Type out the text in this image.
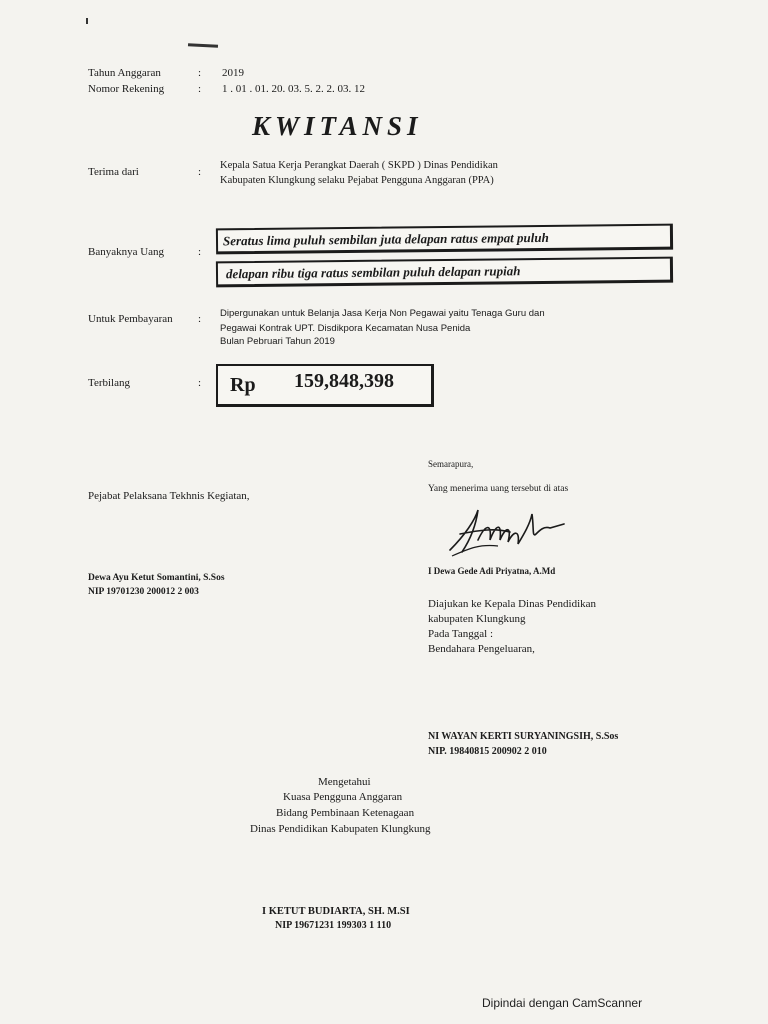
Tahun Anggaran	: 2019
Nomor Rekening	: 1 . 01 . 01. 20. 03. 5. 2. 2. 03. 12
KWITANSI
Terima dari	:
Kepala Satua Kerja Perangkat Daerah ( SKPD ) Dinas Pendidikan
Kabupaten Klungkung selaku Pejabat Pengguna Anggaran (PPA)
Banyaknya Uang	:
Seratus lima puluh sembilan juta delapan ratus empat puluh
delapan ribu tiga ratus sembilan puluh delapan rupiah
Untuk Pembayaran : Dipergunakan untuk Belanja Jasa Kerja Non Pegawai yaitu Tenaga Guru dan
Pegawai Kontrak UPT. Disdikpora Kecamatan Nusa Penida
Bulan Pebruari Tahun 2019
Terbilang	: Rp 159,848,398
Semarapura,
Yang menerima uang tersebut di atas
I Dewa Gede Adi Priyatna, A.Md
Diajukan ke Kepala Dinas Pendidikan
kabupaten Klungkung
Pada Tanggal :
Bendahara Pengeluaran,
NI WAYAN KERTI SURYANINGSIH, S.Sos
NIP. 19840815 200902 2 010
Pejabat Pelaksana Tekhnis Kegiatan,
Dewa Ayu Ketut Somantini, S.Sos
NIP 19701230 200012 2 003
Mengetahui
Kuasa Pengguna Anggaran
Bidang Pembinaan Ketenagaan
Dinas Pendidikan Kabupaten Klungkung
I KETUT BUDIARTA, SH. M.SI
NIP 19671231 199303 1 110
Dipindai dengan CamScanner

REQUEST =
Scan the material for lines with the word "puluh", and copy each line you find.

COMPLETE ANSWER =
Seratus lima puluh sembilan juta delapan ratus empat puluh
delapan ribu tiga ratus sembilan puluh delapan rupiah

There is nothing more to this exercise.